WHAT TO WORK ON: Every line below should be copied exactly; drop the pictures.

-- begin RECORDS FOR THE TASK --

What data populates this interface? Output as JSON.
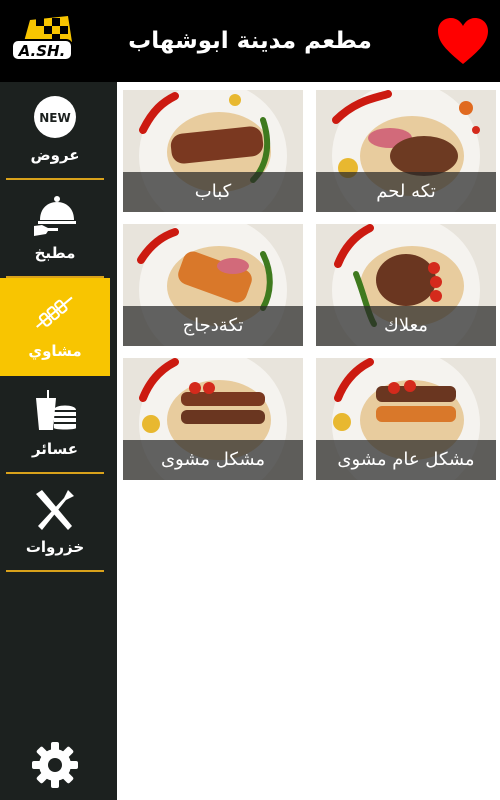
{
  "header": {
    "title": "مطعم مدينة ابوشهاب",
    "logo_text": "A.SH.",
    "heart_color": "#ff0000"
  },
  "sidebar": {
    "items": [
      {
        "label": "عروض",
        "icon": "new-badge-icon",
        "badge": "NEW"
      },
      {
        "label": "مطبخ",
        "icon": "cloche-icon"
      },
      {
        "label": "مشاوي",
        "icon": "grill-skewer-icon",
        "active": true
      },
      {
        "label": "عسائر",
        "icon": "drink-burger-icon"
      },
      {
        "label": "خزروات",
        "icon": "fork-knife-icon"
      }
    ],
    "settings_icon": "gear-icon",
    "active_color": "#f8c501",
    "separator_color": "#d9a21b"
  },
  "menu": {
    "items": [
      {
        "label": "تكه لحم"
      },
      {
        "label": "كباب"
      },
      {
        "label": "معلاك"
      },
      {
        "label": "تكةدجاج"
      },
      {
        "label": "مشكل عام مشوى"
      },
      {
        "label": "مشكل مشوى"
      }
    ]
  }
}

-- end RECORDS FOR THE TASK --

WORKED SOLUTION:
What data populates this interface? Output as JSON.
{
  "header": {
    "title": "مطعم مدينة ابوشهاب",
    "logo_text": "A.SH.",
    "heart_color": "#ff0000"
  },
  "sidebar": {
    "items": [
      {
        "label": "عروض",
        "icon": "new-badge-icon",
        "badge": "NEW"
      },
      {
        "label": "مطبخ",
        "icon": "cloche-icon"
      },
      {
        "label": "مشاوي",
        "icon": "grill-skewer-icon",
        "active": true
      },
      {
        "label": "عسائر",
        "icon": "drink-burger-icon"
      },
      {
        "label": "خزروات",
        "icon": "fork-knife-icon"
      }
    ],
    "settings_icon": "gear-icon",
    "active_color": "#f8c501",
    "separator_color": "#d9a21b"
  },
  "menu": {
    "items": [
      {
        "label": "تكه لحم"
      },
      {
        "label": "كباب"
      },
      {
        "label": "معلاك"
      },
      {
        "label": "تكةدجاج"
      },
      {
        "label": "مشكل عام مشوى"
      },
      {
        "label": "مشكل مشوى"
      }
    ]
  }
}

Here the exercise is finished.